■ WHAT THIS TASK INVOLVES:
Whenever a line below holds the word "维修支出", copy that line.

■ DATA EXCERPTS:
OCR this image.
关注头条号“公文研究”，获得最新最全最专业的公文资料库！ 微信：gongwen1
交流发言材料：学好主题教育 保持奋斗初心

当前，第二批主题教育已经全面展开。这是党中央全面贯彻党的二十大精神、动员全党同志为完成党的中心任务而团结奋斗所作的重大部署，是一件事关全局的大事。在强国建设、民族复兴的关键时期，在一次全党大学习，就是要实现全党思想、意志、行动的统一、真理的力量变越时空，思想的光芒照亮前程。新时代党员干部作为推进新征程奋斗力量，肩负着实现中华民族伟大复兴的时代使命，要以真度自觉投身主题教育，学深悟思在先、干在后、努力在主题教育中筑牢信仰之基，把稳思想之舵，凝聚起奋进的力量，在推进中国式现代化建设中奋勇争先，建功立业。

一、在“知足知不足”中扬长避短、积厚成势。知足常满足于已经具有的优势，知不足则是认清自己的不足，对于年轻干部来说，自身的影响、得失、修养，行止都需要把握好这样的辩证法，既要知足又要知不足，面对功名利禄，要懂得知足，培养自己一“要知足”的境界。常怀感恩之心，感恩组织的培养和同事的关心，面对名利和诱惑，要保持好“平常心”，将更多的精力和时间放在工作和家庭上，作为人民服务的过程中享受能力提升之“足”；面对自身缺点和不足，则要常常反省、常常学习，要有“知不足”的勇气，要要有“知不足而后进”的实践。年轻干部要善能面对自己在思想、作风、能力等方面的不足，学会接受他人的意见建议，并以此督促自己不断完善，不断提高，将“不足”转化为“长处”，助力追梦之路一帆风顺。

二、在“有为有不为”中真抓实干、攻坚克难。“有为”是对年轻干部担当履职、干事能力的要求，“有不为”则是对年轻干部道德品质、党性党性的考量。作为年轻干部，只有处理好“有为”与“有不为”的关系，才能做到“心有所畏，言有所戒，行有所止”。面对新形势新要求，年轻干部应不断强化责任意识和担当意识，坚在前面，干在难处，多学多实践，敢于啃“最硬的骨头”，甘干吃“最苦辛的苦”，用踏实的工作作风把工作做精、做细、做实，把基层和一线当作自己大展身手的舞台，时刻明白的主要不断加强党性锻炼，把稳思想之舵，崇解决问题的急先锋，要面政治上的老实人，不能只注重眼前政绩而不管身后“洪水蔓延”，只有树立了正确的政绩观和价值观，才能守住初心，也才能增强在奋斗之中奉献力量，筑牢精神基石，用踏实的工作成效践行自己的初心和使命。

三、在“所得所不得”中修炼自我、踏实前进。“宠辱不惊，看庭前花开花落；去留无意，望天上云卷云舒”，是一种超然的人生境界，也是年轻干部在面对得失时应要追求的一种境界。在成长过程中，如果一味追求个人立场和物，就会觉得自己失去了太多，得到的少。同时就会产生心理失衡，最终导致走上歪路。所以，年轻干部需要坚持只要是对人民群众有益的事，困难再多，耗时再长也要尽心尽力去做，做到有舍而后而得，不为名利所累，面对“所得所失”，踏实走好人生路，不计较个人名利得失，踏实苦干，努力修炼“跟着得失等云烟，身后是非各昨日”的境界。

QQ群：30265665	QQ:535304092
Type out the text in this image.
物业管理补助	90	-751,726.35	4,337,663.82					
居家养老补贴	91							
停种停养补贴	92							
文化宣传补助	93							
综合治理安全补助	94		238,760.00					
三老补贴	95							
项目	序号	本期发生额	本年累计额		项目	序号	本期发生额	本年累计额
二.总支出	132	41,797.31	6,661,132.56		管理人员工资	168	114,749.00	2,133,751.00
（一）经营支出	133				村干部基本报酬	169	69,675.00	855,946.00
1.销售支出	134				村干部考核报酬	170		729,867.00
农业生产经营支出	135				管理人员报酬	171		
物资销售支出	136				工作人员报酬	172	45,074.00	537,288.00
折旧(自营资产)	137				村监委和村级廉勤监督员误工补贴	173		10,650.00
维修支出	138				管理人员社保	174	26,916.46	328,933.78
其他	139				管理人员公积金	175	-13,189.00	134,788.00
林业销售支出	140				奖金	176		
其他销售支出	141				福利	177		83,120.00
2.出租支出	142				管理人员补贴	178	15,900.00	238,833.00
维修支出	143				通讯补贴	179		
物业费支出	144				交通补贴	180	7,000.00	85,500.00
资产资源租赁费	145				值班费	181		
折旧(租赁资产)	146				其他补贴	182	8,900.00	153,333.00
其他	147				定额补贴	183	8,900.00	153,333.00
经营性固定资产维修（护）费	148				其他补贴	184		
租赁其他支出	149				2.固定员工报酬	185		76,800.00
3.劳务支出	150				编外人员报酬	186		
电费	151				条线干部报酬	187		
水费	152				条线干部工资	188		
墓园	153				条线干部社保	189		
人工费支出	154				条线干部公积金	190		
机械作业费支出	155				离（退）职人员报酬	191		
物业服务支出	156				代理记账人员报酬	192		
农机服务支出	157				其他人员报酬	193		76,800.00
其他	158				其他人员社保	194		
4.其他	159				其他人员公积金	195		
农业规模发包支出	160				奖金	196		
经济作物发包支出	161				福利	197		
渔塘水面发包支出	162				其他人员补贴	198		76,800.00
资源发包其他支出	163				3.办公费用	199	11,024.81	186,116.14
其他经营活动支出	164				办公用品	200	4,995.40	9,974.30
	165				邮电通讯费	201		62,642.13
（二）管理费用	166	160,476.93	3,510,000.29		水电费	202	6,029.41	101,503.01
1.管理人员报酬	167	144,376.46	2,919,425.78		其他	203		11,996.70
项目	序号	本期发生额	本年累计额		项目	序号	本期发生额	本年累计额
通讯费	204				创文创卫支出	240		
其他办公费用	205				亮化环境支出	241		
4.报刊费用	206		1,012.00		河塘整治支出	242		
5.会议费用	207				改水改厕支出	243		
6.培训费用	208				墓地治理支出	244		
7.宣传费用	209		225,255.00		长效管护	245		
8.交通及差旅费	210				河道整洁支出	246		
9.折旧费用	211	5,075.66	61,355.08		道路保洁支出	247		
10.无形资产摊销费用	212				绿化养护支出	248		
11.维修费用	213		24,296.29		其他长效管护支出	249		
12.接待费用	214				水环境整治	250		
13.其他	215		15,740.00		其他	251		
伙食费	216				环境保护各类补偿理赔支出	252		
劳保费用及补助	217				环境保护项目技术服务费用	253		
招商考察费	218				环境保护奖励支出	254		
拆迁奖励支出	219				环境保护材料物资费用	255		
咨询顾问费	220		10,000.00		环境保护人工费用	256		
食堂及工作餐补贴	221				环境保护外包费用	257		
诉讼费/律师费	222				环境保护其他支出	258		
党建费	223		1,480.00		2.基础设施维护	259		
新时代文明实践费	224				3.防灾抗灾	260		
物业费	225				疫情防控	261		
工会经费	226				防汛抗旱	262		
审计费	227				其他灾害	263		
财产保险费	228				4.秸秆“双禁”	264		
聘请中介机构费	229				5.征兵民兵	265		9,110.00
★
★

■ CORRECT OUTPUT:
维修支出	138				管理人员社保	174	26,916.46	328,933.78
维修支出	143				通讯补贴	179		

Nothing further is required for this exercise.